* [TASK REQUIREMENTS]
Write out all of the data exactly as it appears.

* [THE RECORDS]
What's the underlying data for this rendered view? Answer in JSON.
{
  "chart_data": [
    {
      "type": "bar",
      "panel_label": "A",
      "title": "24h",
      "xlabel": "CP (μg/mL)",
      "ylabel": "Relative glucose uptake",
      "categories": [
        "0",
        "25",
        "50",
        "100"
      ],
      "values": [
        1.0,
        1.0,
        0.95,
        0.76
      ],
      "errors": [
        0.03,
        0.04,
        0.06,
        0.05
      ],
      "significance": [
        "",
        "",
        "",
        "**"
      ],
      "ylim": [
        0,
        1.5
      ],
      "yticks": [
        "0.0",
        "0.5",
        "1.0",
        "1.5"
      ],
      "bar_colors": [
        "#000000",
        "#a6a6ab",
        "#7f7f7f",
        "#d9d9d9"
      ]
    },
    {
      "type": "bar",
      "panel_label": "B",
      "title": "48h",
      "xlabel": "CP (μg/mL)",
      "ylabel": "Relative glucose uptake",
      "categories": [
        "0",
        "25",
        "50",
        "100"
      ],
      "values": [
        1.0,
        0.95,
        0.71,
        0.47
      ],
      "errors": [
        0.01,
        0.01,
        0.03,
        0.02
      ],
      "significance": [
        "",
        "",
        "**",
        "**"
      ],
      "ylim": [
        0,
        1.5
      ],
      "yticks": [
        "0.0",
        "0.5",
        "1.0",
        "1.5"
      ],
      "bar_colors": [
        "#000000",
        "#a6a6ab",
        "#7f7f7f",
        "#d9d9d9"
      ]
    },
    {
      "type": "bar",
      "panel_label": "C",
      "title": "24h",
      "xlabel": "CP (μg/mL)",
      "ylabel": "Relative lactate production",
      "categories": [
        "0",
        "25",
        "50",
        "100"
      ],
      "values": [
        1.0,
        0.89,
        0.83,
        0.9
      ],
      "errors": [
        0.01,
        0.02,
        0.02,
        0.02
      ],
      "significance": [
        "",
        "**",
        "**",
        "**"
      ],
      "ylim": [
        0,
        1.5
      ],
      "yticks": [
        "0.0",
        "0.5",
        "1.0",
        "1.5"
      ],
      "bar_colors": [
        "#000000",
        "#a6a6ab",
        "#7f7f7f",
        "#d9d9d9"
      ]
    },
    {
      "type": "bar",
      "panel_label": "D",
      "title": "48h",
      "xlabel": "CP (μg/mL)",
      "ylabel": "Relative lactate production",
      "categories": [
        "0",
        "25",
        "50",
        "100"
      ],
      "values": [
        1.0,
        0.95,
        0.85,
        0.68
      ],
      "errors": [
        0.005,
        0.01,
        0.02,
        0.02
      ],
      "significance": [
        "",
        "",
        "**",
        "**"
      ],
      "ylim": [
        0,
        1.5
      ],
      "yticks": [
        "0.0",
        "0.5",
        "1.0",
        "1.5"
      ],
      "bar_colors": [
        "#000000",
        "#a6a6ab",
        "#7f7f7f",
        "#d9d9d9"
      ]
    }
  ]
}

* [CORRECT OUTPUT]
What's the underlying data for this rendered view? Answer in JSON.
{
  "chart_data": [
    {
      "type": "bar",
      "panel_label": "A",
      "title": "24h",
      "xlabel": "CP (μg/mL)",
      "ylabel": "Relative glucose uptake",
      "categories": [
        "0",
        "25",
        "50",
        "100"
      ],
      "values": [
        1.0,
        1.0,
        0.95,
        0.76
      ],
      "errors": [
        0.03,
        0.04,
        0.06,
        0.05
      ],
      "significance": [
        "",
        "",
        "",
        "**"
      ],
      "ylim": [
        0,
        1.5
      ],
      "yticks": [
        "0.0",
        "0.5",
        "1.0",
        "1.5"
      ],
      "bar_colors": [
        "#000000",
        "#a6a6ab",
        "#7f7f7f",
        "#d9d9d9"
      ]
    },
    {
      "type": "bar",
      "panel_label": "B",
      "title": "48h",
      "xlabel": "CP (μg/mL)",
      "ylabel": "Relative glucose uptake",
      "categories": [
        "0",
        "25",
        "50",
        "100"
      ],
      "values": [
        1.0,
        0.95,
        0.71,
        0.47
      ],
      "errors": [
        0.01,
        0.01,
        0.03,
        0.02
      ],
      "significance": [
        "",
        "",
        "**",
        "**"
      ],
      "ylim": [
        0,
        1.5
      ],
      "yticks": [
        "0.0",
        "0.5",
        "1.0",
        "1.5"
      ],
      "bar_colors": [
        "#000000",
        "#a6a6ab",
        "#7f7f7f",
        "#d9d9d9"
      ]
    },
    {
      "type": "bar",
      "panel_label": "C",
      "title": "24h",
      "xlabel": "CP (μg/mL)",
      "ylabel": "Relative lactate production",
      "categories": [
        "0",
        "25",
        "50",
        "100"
      ],
      "values": [
        1.0,
        0.89,
        0.83,
        0.9
      ],
      "errors": [
        0.01,
        0.02,
        0.02,
        0.02
      ],
      "significance": [
        "",
        "**",
        "**",
        "**"
      ],
      "ylim": [
        0,
        1.5
      ],
      "yticks": [
        "0.0",
        "0.5",
        "1.0",
        "1.5"
      ],
      "bar_colors": [
        "#000000",
        "#a6a6ab",
        "#7f7f7f",
        "#d9d9d9"
      ]
    },
    {
      "type": "bar",
      "panel_label": "D",
      "title": "48h",
      "xlabel": "CP (μg/mL)",
      "ylabel": "Relative lactate production",
      "categories": [
        "0",
        "25",
        "50",
        "100"
      ],
      "values": [
        1.0,
        0.95,
        0.85,
        0.68
      ],
      "errors": [
        0.005,
        0.01,
        0.02,
        0.02
      ],
      "significance": [
        "",
        "",
        "**",
        "**"
      ],
      "ylim": [
        0,
        1.5
      ],
      "yticks": [
        "0.0",
        "0.5",
        "1.0",
        "1.5"
      ],
      "bar_colors": [
        "#000000",
        "#a6a6ab",
        "#7f7f7f",
        "#d9d9d9"
      ]
    }
  ]
}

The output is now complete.